--- Start Given records ---
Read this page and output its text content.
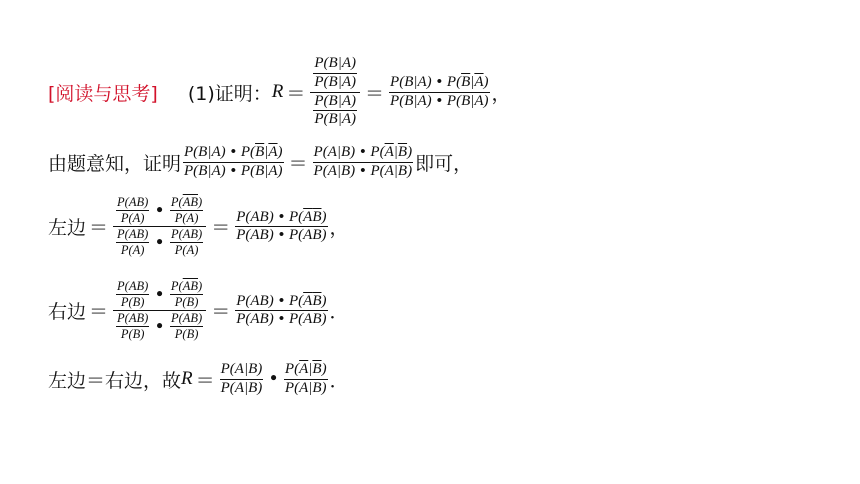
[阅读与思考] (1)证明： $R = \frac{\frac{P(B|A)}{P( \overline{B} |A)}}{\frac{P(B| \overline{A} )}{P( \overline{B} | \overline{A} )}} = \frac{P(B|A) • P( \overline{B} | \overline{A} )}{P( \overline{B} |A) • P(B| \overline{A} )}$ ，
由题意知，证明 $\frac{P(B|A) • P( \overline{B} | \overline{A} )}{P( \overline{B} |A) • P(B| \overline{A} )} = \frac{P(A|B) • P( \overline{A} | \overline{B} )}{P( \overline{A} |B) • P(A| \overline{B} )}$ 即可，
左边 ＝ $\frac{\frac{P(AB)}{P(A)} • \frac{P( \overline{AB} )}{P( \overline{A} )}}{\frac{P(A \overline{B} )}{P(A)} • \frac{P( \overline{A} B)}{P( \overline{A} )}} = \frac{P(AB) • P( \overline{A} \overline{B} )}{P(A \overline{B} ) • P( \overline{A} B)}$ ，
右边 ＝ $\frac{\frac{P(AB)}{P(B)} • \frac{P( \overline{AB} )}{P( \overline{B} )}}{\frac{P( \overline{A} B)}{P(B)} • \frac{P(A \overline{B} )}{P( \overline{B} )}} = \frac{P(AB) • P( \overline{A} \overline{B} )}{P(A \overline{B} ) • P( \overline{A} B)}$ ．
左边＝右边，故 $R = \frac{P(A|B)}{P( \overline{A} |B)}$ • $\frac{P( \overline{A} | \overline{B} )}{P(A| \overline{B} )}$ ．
--- End Given records ---
• [Your instructions]: Every line of the material is to be quoted exactly, with no pictures carried over.

• [Correct output]:
Read this page and output its text content.
[阅读与思考] (1)证明： $R = \frac{\frac{P(B|A)}{P( \overline{B} |A)}}{\frac{P(B| \overline{A} )}{P( \overline{B} | \overline{A} )}} = \frac{P(B|A) • P( \overline{B} | \overline{A} )}{P( \overline{B} |A) • P(B| \overline{A} )}$ ，
由题意知，证明 $\frac{P(B|A) • P( \overline{B} | \overline{A} )}{P( \overline{B} |A) • P(B| \overline{A} )} = \frac{P(A|B) • P( \overline{A} | \overline{B} )}{P( \overline{A} |B) • P(A| \overline{B} )}$ 即可，
左边 ＝ $\frac{\frac{P(AB)}{P(A)} • \frac{P( \overline{AB} )}{P( \overline{A} )}}{\frac{P(A \overline{B} )}{P(A)} • \frac{P( \overline{A} B)}{P( \overline{A} )}} = \frac{P(AB) • P( \overline{A} \overline{B} )}{P(A \overline{B} ) • P( \overline{A} B)}$ ，
右边 ＝ $\frac{\frac{P(AB)}{P(B)} • \frac{P( \overline{AB} )}{P( \overline{B} )}}{\frac{P( \overline{A} B)}{P(B)} • \frac{P(A \overline{B} )}{P( \overline{B} )}} = \frac{P(AB) • P( \overline{A} \overline{B} )}{P(A \overline{B} ) • P( \overline{A} B)}$ ．
左边＝右边，故 $R = \frac{P(A|B)}{P( \overline{A} |B)}$ • $\frac{P( \overline{A} | \overline{B} )}{P(A| \overline{B} )}$ ．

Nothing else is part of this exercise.